■ Records to process ■
········

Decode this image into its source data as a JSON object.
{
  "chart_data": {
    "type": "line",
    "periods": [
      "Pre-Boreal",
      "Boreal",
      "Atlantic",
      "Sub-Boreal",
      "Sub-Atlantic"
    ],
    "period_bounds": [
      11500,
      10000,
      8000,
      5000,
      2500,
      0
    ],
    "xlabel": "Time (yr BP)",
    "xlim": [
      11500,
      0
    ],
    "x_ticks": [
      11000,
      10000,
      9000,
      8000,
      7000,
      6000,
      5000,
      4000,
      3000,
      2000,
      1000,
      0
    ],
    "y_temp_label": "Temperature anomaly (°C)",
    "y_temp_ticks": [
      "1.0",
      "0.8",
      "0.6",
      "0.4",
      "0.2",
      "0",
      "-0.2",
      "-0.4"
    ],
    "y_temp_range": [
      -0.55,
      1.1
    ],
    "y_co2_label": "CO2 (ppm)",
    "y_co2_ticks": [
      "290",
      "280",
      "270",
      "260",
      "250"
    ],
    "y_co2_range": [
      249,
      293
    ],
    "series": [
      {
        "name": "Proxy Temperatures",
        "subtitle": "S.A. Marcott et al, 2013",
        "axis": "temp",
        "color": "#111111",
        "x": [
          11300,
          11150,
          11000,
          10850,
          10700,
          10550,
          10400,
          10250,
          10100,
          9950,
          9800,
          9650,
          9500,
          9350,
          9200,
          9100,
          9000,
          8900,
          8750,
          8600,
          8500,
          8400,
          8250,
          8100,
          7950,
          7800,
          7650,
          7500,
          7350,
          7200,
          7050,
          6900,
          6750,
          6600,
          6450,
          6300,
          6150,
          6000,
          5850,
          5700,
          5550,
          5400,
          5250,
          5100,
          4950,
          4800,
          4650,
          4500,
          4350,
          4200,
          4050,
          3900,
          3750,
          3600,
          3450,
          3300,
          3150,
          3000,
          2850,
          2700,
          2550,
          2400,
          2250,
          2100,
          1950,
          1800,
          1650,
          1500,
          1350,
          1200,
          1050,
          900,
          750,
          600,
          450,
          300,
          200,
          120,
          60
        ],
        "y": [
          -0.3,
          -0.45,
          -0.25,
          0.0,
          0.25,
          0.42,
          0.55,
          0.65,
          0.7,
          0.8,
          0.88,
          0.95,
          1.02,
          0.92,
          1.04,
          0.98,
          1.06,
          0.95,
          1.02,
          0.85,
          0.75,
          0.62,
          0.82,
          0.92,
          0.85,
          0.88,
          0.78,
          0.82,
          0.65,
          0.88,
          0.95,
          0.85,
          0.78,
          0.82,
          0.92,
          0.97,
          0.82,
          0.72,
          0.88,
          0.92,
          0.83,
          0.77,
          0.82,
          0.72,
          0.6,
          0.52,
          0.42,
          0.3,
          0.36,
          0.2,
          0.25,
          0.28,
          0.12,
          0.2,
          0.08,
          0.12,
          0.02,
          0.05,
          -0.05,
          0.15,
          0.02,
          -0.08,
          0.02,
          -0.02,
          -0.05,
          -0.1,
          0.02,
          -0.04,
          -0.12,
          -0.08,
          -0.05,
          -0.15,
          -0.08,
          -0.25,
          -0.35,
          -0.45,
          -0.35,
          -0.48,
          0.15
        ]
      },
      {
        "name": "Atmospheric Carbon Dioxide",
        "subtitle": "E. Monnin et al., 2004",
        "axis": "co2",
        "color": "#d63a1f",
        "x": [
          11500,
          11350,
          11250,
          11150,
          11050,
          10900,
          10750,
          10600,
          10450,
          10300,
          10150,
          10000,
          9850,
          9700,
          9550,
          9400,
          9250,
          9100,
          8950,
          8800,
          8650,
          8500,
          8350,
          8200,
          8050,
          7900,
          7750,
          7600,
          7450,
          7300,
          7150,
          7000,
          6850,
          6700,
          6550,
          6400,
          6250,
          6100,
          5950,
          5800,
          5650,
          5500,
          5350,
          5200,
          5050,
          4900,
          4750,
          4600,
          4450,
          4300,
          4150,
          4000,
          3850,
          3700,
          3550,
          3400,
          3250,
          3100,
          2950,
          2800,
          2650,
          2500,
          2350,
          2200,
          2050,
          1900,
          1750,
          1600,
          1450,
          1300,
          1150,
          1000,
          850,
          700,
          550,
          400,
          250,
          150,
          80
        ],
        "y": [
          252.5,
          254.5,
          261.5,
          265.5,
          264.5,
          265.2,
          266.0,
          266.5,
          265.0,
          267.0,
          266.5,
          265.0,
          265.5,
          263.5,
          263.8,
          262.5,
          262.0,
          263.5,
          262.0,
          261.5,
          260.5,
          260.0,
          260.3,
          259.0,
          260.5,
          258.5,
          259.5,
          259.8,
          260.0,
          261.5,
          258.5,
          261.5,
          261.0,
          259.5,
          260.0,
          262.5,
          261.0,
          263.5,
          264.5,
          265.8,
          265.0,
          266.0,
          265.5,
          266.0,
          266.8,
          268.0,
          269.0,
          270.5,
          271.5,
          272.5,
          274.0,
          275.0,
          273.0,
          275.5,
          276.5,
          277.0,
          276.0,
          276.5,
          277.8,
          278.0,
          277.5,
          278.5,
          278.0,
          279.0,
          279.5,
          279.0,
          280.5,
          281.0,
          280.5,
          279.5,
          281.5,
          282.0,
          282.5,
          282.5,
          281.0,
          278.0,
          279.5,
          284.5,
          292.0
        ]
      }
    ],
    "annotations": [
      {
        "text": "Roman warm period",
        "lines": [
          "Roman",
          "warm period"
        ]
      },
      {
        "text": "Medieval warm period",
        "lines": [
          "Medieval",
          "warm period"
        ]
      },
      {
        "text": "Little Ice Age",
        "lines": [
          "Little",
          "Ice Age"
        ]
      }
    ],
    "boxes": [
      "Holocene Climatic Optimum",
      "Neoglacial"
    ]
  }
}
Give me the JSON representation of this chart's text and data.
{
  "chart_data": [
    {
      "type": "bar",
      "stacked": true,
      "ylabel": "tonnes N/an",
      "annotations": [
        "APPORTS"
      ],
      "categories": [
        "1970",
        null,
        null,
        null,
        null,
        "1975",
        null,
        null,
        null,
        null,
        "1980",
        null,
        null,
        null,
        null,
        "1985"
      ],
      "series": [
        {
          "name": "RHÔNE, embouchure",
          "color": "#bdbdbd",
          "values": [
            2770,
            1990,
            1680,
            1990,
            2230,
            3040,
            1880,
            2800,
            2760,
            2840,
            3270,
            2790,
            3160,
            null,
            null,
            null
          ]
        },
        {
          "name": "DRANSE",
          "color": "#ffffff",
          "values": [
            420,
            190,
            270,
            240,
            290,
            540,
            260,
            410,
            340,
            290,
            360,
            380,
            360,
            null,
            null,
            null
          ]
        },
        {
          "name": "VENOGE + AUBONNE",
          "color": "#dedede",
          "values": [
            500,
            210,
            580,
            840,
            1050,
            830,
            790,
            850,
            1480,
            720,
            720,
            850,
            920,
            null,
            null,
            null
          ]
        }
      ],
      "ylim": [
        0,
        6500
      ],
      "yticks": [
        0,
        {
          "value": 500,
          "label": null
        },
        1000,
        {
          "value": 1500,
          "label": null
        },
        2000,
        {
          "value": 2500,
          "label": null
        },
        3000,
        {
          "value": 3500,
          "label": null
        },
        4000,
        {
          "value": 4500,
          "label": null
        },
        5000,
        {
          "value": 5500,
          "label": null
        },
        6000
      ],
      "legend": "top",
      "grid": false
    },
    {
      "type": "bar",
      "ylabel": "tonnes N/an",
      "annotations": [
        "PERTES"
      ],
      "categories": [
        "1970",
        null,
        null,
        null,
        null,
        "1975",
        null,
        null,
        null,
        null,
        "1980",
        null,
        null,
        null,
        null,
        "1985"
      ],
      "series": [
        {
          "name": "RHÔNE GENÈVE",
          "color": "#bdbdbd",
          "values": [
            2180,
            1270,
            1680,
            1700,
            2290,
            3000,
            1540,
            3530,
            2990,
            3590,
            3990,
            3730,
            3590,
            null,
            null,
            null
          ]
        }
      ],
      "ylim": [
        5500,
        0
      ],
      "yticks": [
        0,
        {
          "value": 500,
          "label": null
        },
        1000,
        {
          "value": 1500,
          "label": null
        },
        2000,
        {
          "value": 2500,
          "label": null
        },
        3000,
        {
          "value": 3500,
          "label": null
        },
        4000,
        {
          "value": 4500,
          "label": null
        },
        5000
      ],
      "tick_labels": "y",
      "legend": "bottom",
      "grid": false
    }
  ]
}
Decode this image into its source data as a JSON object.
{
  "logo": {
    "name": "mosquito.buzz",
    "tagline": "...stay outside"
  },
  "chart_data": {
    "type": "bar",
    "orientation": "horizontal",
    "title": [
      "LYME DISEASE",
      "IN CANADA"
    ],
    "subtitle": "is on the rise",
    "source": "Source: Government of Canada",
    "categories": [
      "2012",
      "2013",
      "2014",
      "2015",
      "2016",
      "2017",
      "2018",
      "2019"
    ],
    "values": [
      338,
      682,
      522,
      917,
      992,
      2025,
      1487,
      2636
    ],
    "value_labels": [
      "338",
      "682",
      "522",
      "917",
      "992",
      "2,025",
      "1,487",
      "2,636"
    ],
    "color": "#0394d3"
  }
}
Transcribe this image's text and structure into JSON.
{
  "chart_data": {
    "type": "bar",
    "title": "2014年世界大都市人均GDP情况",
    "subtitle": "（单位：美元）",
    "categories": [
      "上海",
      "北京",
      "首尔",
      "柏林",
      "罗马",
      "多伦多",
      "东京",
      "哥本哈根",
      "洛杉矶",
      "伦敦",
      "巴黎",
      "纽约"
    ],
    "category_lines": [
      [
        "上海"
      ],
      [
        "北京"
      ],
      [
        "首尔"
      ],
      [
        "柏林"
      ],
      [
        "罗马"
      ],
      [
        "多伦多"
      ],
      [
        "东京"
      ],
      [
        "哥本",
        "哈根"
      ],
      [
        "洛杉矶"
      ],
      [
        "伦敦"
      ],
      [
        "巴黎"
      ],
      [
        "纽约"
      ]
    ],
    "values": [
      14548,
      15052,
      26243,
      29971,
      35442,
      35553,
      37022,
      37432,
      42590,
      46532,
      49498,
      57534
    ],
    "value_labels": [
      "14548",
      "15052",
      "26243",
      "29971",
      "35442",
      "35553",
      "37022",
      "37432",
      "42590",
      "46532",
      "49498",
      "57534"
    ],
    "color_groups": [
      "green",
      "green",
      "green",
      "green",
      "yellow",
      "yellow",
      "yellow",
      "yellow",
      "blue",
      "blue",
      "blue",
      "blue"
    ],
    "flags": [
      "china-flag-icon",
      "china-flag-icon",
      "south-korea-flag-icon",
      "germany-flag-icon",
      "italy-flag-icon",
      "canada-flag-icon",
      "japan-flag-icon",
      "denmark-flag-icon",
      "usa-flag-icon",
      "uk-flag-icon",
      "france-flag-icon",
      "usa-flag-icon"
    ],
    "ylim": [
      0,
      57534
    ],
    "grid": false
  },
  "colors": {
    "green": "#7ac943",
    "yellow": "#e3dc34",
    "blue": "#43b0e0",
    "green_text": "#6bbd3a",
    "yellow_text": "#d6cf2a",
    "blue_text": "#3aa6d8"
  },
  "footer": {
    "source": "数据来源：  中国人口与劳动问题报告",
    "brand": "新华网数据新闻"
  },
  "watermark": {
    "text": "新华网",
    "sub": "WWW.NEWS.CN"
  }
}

········

■ Instructions to follow ■
Pull out every line of the records above that contains the word "source".

■ Full answer ■
Decode this image into its source data as a JSON object.
Decode this image into its source data as a JSON object.
    "source": "Source: Government of Canada",
    "source": "数据来源：  中国人口与劳动问题报告",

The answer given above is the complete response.